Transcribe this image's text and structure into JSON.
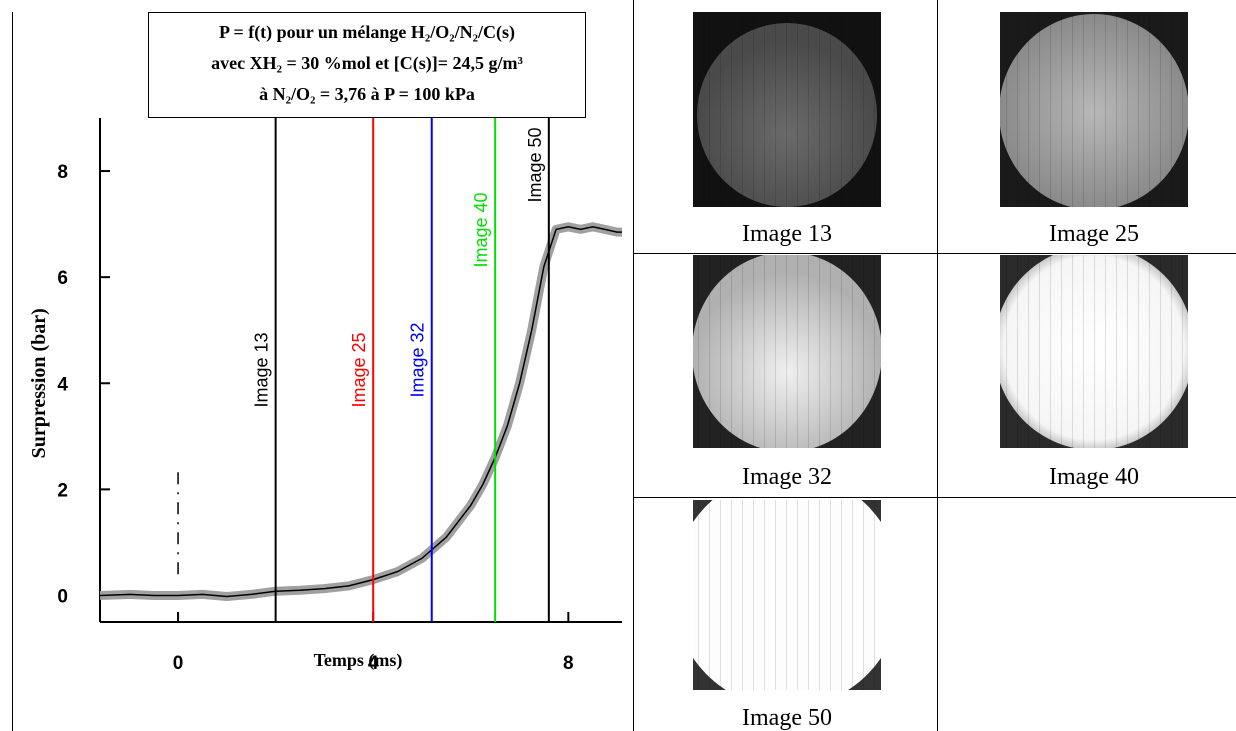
{
  "chart_data": {
    "type": "line",
    "title": [
      "P = f(t) pour un mélange H₂/O₂/N₂/C(s)",
      "avec XH₂ = 30 %mol et [C(s)]= 24,5 g/m³",
      "à N₂/O₂ = 3,76 à P = 100 kPa"
    ],
    "x_label": "Temps (ms)",
    "y_label": "Surpression (bar)",
    "xlim": [
      -1.6,
      9.1
    ],
    "ylim": [
      -0.5,
      9
    ],
    "xticks": [
      0,
      4,
      8
    ],
    "yticks": [
      0,
      2,
      4,
      6,
      8
    ],
    "x": [
      -1.6,
      -1,
      -0.5,
      0,
      0.5,
      1,
      1.5,
      2,
      2.5,
      3,
      3.5,
      4,
      4.5,
      5,
      5.5,
      6,
      6.25,
      6.5,
      6.75,
      7,
      7.25,
      7.5,
      7.75,
      8,
      8.25,
      8.5,
      8.75,
      9,
      9.1
    ],
    "series": [
      {
        "color": "#000000",
        "band_color": "#a0a0a0",
        "values": [
          0,
          0.02,
          0,
          0,
          0.02,
          -0.02,
          0.02,
          0.08,
          0.1,
          0.13,
          0.18,
          0.3,
          0.45,
          0.7,
          1.1,
          1.7,
          2.1,
          2.6,
          3.2,
          4.0,
          5.0,
          6.2,
          6.9,
          6.95,
          6.9,
          6.95,
          6.9,
          6.85,
          6.85
        ]
      }
    ],
    "ignition": {
      "x": 0,
      "ymin": 0.4,
      "ymax": 2.4
    },
    "markers": [
      {
        "x": 2,
        "label": "Image 13",
        "color": "#000000"
      },
      {
        "x": 4,
        "label": "Image 25",
        "color": "#ff0000"
      },
      {
        "x": 5.2,
        "label": "Image 32",
        "color": "#0000ff"
      },
      {
        "x": 6.5,
        "label": "Image 40",
        "color": "#00e000"
      },
      {
        "x": 7.6,
        "label": "Image 50",
        "color": "#000000"
      }
    ]
  },
  "images": [
    {
      "caption": "Image 13"
    },
    {
      "caption": "Image 25"
    },
    {
      "caption": "Image 32"
    },
    {
      "caption": "Image 40"
    },
    {
      "caption": "Image 50"
    }
  ]
}
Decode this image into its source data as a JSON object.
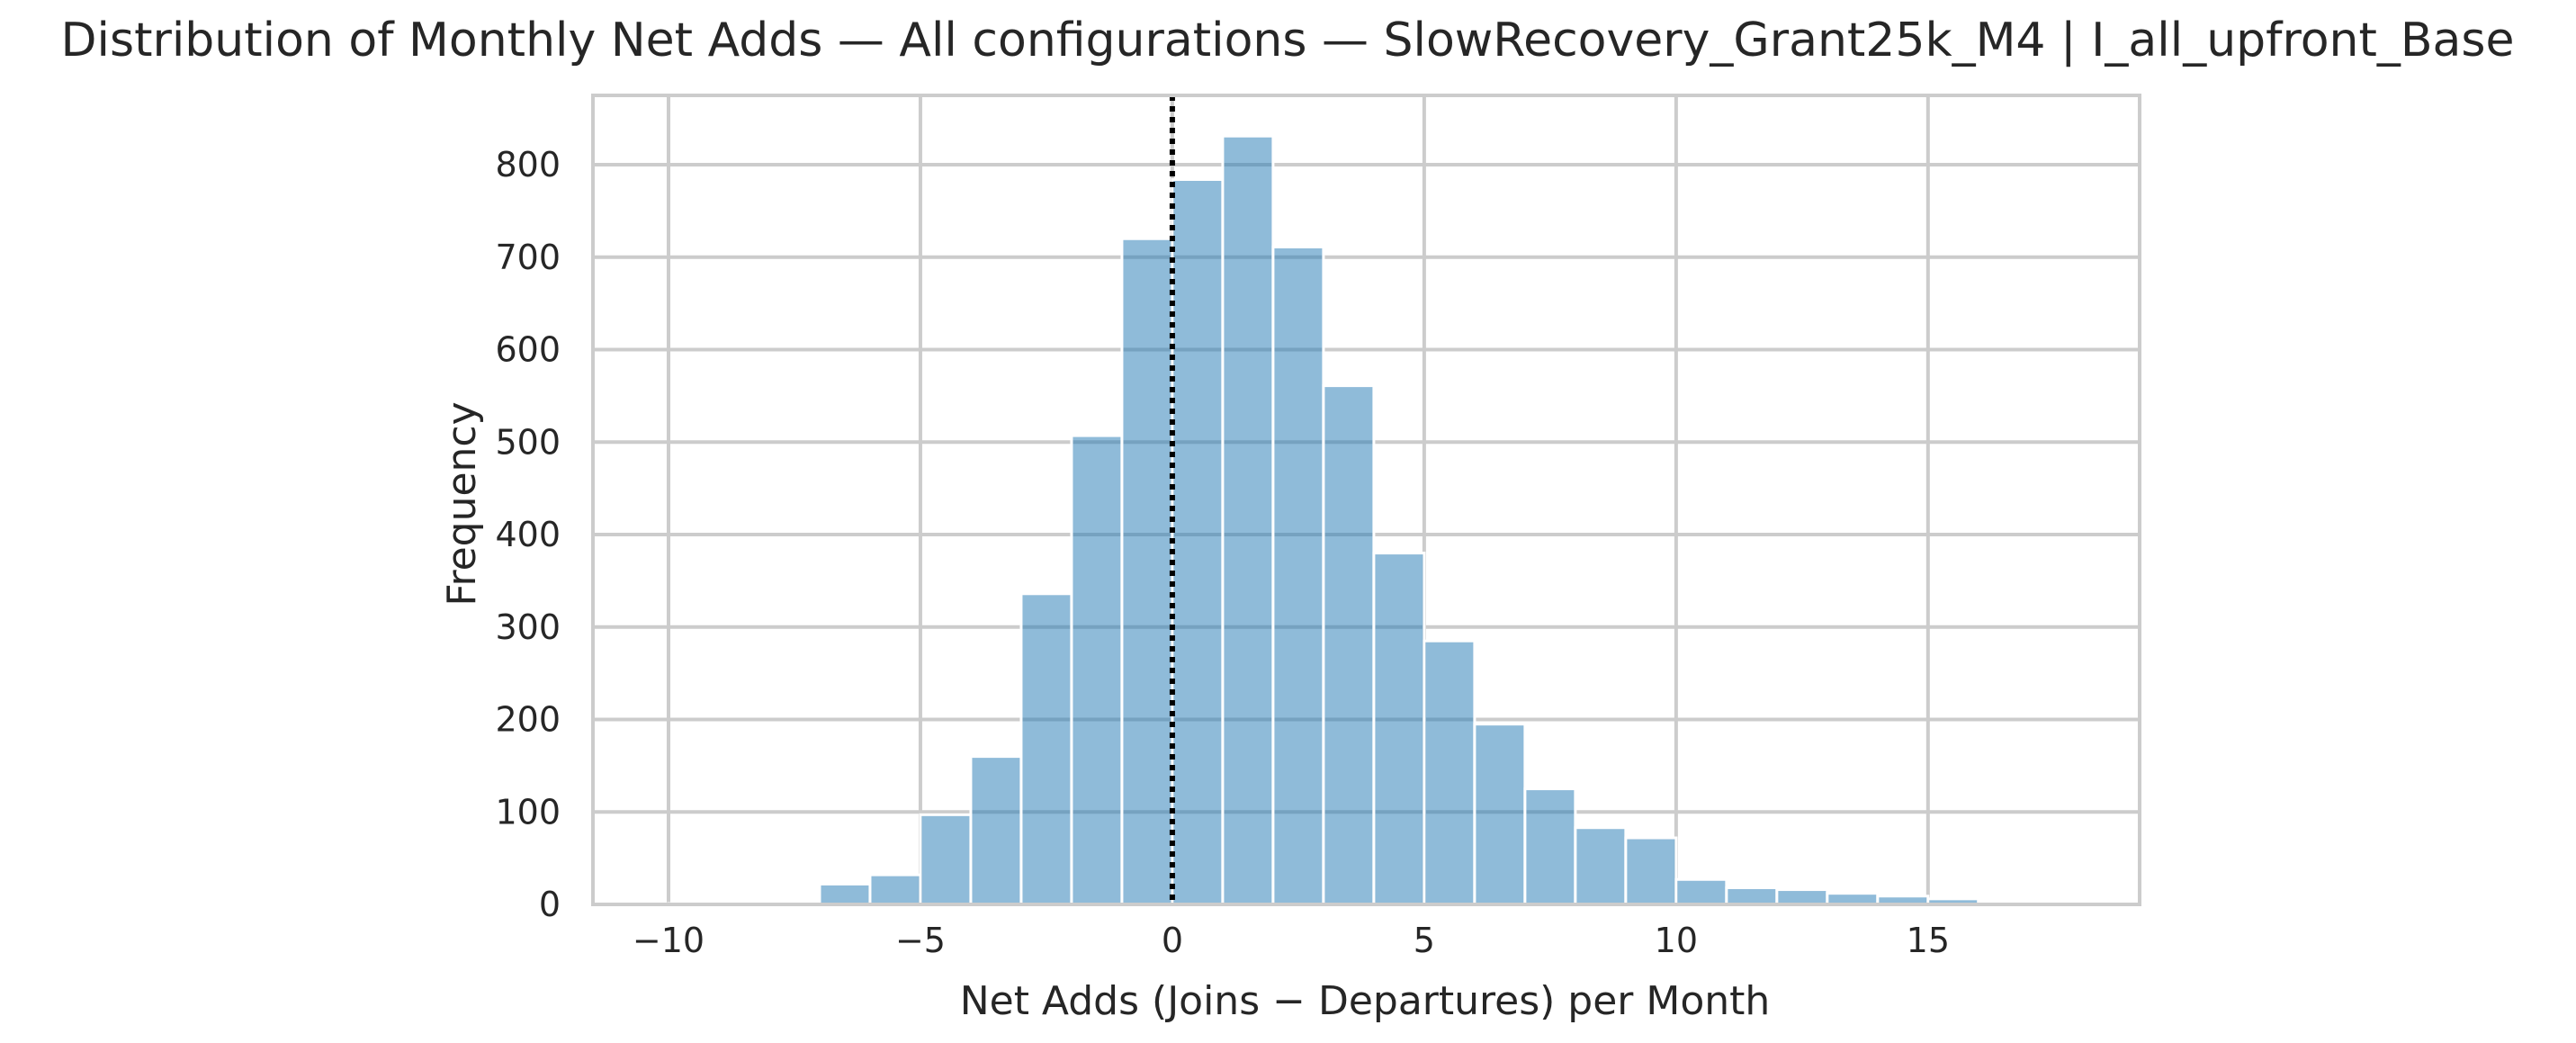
{
  "chart_data": {
    "type": "bar",
    "subtype": "histogram",
    "title": "Distribution of Monthly Net Adds — All configurations — SlowRecovery_Grant25k_M4 | I_all_upfront_Base",
    "xlabel": "Net Adds (Joins − Departures) per Month",
    "ylabel": "Frequency",
    "xlim": [
      -11.5,
      19.2
    ],
    "ylim": [
      0,
      875
    ],
    "x_ticks": [
      -10,
      -5,
      0,
      5,
      10,
      15
    ],
    "x_tick_labels": [
      "−10",
      "−5",
      "0",
      "5",
      "10",
      "15"
    ],
    "y_ticks": [
      0,
      100,
      200,
      300,
      400,
      500,
      600,
      700,
      800
    ],
    "y_tick_labels": [
      "0",
      "100",
      "200",
      "300",
      "400",
      "500",
      "600",
      "700",
      "800"
    ],
    "grid": true,
    "bin_width": 1,
    "bins": [
      {
        "x0": -10,
        "x1": -9,
        "value": 1
      },
      {
        "x0": -9,
        "x1": -8,
        "value": 3
      },
      {
        "x0": -8,
        "x1": -7,
        "value": 3
      },
      {
        "x0": -7,
        "x1": -6,
        "value": 22
      },
      {
        "x0": -6,
        "x1": -5,
        "value": 32
      },
      {
        "x0": -5,
        "x1": -4,
        "value": 97
      },
      {
        "x0": -4,
        "x1": -3,
        "value": 160
      },
      {
        "x0": -3,
        "x1": -2,
        "value": 336
      },
      {
        "x0": -2,
        "x1": -1,
        "value": 507
      },
      {
        "x0": -1,
        "x1": 0,
        "value": 720
      },
      {
        "x0": 0,
        "x1": 1,
        "value": 784
      },
      {
        "x0": 1,
        "x1": 2,
        "value": 831
      },
      {
        "x0": 2,
        "x1": 3,
        "value": 711
      },
      {
        "x0": 3,
        "x1": 4,
        "value": 561
      },
      {
        "x0": 4,
        "x1": 5,
        "value": 380
      },
      {
        "x0": 5,
        "x1": 6,
        "value": 285
      },
      {
        "x0": 6,
        "x1": 7,
        "value": 195
      },
      {
        "x0": 7,
        "x1": 8,
        "value": 125
      },
      {
        "x0": 8,
        "x1": 9,
        "value": 83
      },
      {
        "x0": 9,
        "x1": 10,
        "value": 72
      },
      {
        "x0": 10,
        "x1": 11,
        "value": 27
      },
      {
        "x0": 11,
        "x1": 12,
        "value": 18
      },
      {
        "x0": 12,
        "x1": 13,
        "value": 16
      },
      {
        "x0": 13,
        "x1": 14,
        "value": 12
      },
      {
        "x0": 14,
        "x1": 15,
        "value": 9
      },
      {
        "x0": 15,
        "x1": 16,
        "value": 6
      },
      {
        "x0": 16,
        "x1": 17,
        "value": 3
      },
      {
        "x0": 17,
        "x1": 18,
        "value": 2
      }
    ],
    "reference_line": {
      "x": 0,
      "style": "dotted",
      "color": "#000000"
    },
    "colors": {
      "bar_fill": "#1f77b4",
      "bar_opacity": 0.5,
      "bar_edge": "#ffffff",
      "grid": "#cccccc",
      "spine": "#cccccc"
    }
  }
}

******

Pull out every line in the data above that has the word "into".

Transcribe this image's text and structure into JSON.
Decode this image into its source data as a JSON object.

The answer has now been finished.